**Records for processing**
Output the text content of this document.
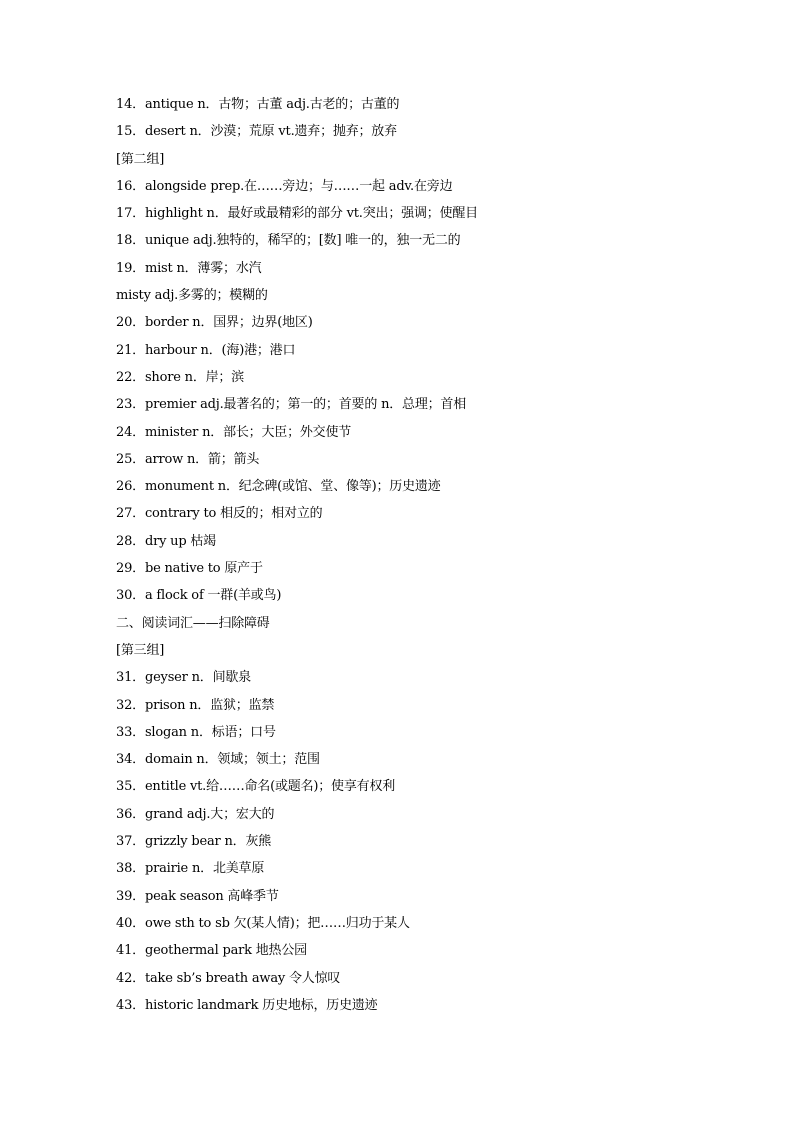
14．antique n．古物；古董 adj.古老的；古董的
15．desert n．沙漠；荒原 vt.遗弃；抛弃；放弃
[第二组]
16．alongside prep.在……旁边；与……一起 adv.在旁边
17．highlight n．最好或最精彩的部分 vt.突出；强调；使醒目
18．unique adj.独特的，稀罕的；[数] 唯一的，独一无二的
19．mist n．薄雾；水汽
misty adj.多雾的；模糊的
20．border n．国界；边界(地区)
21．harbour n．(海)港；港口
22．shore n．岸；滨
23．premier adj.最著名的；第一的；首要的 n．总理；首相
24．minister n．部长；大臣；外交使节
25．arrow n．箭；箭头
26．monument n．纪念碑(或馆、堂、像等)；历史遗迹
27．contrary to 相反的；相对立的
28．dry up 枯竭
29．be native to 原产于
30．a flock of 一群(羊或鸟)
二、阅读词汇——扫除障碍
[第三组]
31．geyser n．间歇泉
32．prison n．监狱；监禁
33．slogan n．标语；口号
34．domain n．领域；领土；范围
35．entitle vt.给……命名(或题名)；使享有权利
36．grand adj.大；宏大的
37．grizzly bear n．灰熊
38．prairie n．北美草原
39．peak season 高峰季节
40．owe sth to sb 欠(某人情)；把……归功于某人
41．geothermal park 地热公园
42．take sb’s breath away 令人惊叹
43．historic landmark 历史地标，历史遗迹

**The problem**
Select the lines from the entries that include the word "历史遗迹".

**Correct answer**
26．monument n．纪念碑(或馆、堂、像等)；历史遗迹
43．historic landmark 历史地标，历史遗迹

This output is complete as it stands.